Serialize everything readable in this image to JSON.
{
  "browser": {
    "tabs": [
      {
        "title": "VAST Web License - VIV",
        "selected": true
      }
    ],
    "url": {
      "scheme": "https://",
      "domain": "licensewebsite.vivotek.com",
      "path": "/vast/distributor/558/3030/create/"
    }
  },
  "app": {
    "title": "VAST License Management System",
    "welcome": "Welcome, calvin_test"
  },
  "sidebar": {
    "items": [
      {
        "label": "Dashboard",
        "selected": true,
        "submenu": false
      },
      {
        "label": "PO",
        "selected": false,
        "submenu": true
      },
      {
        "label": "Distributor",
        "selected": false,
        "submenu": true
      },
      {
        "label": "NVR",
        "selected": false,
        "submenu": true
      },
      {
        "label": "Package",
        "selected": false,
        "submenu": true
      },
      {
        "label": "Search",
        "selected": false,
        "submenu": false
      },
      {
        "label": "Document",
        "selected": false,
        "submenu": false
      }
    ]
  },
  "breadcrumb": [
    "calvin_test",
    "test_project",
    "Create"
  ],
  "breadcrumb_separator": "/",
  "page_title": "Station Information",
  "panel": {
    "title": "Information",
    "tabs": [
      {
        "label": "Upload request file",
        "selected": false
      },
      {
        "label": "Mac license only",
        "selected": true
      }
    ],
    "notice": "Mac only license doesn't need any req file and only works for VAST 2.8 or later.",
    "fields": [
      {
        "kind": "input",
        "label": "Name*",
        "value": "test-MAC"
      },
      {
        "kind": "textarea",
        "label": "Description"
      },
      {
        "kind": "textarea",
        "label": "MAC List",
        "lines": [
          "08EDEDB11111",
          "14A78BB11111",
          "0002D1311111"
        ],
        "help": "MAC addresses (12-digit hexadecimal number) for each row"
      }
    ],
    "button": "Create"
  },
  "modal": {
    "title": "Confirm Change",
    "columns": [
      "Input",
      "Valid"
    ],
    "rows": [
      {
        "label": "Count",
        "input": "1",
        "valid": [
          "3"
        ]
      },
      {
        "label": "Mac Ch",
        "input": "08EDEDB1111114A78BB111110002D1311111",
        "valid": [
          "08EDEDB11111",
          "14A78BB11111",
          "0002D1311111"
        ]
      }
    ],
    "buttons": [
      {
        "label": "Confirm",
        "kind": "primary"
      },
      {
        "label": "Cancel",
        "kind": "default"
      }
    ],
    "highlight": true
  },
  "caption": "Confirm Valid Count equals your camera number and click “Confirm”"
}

> _STATED EXERCISE_:
Gather each line in these records that contains the string "kind".

> _EXERCISE RESULT_:
        "kind": "input",
        "kind": "textarea",
        "kind": "textarea",
        "kind": "primary"
        "kind": "default"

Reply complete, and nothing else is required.